** BEGIN Material for the task **

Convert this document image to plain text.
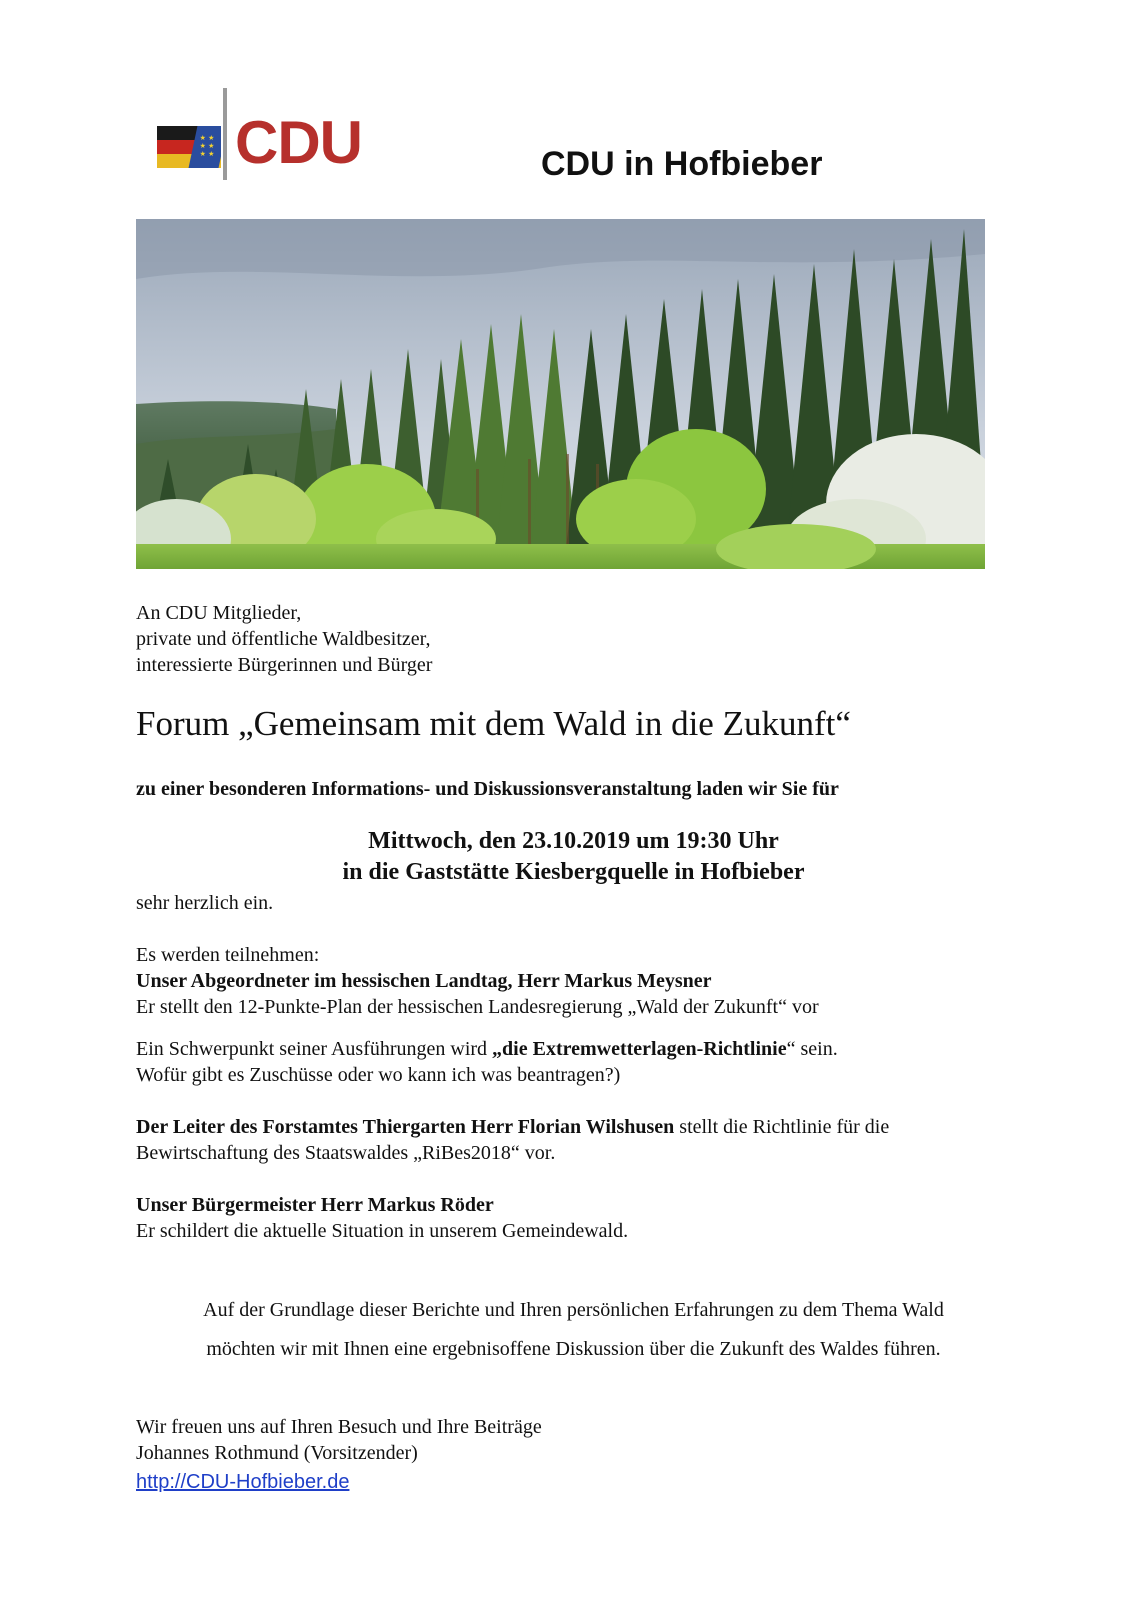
★ ★
★ ★
★ ★ CDU	CDU in Hofbieber
An CDU Mitglieder,
private und öffentliche Waldbesitzer,
interessierte Bürgerinnen und Bürger
Forum „Gemeinsam mit dem Wald in die Zukunft“
zu einer besonderen Informations- und Diskussionsveranstaltung laden wir Sie für
Mittwoch, den 23.10.2019 um 19:30 Uhr
in die Gaststätte Kiesbergquelle in Hofbieber
sehr herzlich ein.
Es werden teilnehmen:
Unser Abgeordneter im hessischen Landtag, Herr Markus Meysner
Er stellt den 12-Punkte-Plan der hessischen Landesregierung „Wald der Zukunft“ vor
Ein Schwerpunkt seiner Ausführungen wird „die Extremwetterlagen-Richtlinie“ sein.
Wofür gibt es Zuschüsse oder wo kann ich was beantragen?)
Der Leiter des Forstamtes Thiergarten Herr Florian Wilshusen stellt die Richtlinie für die
Bewirtschaftung des Staatswaldes „RiBes2018“ vor.
Unser Bürgermeister Herr Markus Röder
Er schildert die aktuelle Situation in unserem Gemeindewald.
Auf der Grundlage dieser Berichte und Ihren persönlichen Erfahrungen zu dem Thema Wald
möchten wir mit Ihnen eine ergebnisoffene Diskussion über die Zukunft des Waldes führen.
Wir freuen uns auf Ihren Besuch und Ihre Beiträge
Johannes Rothmund (Vorsitzender)
http://CDU-Hofbieber.de
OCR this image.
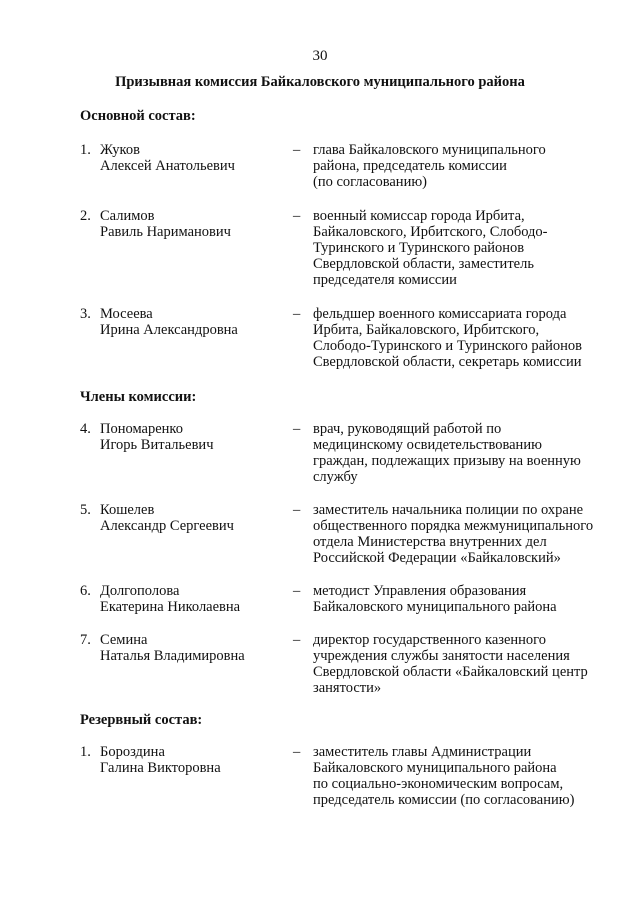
30
Призывная комиссия Байкаловского муниципального района
Основной состав:
1. Жуков
Алексей Анатольевич
– глава Байкаловского муниципального
района, председатель комиссии
(по согласованию)
2. Салимов
Равиль Нариманович
– военный комиссар города Ирбита,
Байкаловского, Ирбитского, Слободо-
Туринского и Туринского районов
Свердловской области, заместитель
председателя комиссии
3. Мосеева
Ирина Александровна
– фельдшер военного комиссариата города
Ирбита, Байкаловского, Ирбитского,
Слободо-Туринского и Туринского районов
Свердловской области, секретарь комиссии
Члены комиссии:
4. Пономаренко
Игорь Витальевич
– врач, руководящий работой по
медицинскому освидетельствованию
граждан, подлежащих призыву на военную
службу
5. Кошелев
Александр Сергеевич
– заместитель начальника полиции по охране
общественного порядка межмуниципального
отдела Министерства внутренних дел
Российской Федерации «Байкаловский»
6. Долгополова
Екатерина Николаевна
– методист Управления образования
Байкаловского муниципального района
7. Семина
Наталья Владимировна
– директор государственного казенного
учреждения службы занятости населения
Свердловской области «Байкаловский центр
занятости»
Резервный состав:
1. Бороздина
Галина Викторовна
– заместитель главы Администрации
Байкаловского муниципального района
по социально-экономическим вопросам,
председатель комиссии (по согласованию)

** END Material for the task **

| Goal of the exercise |
Check each line in the listing above for the string "Markus", then report how many lines contain it, with no other text.

| Output for this task |
2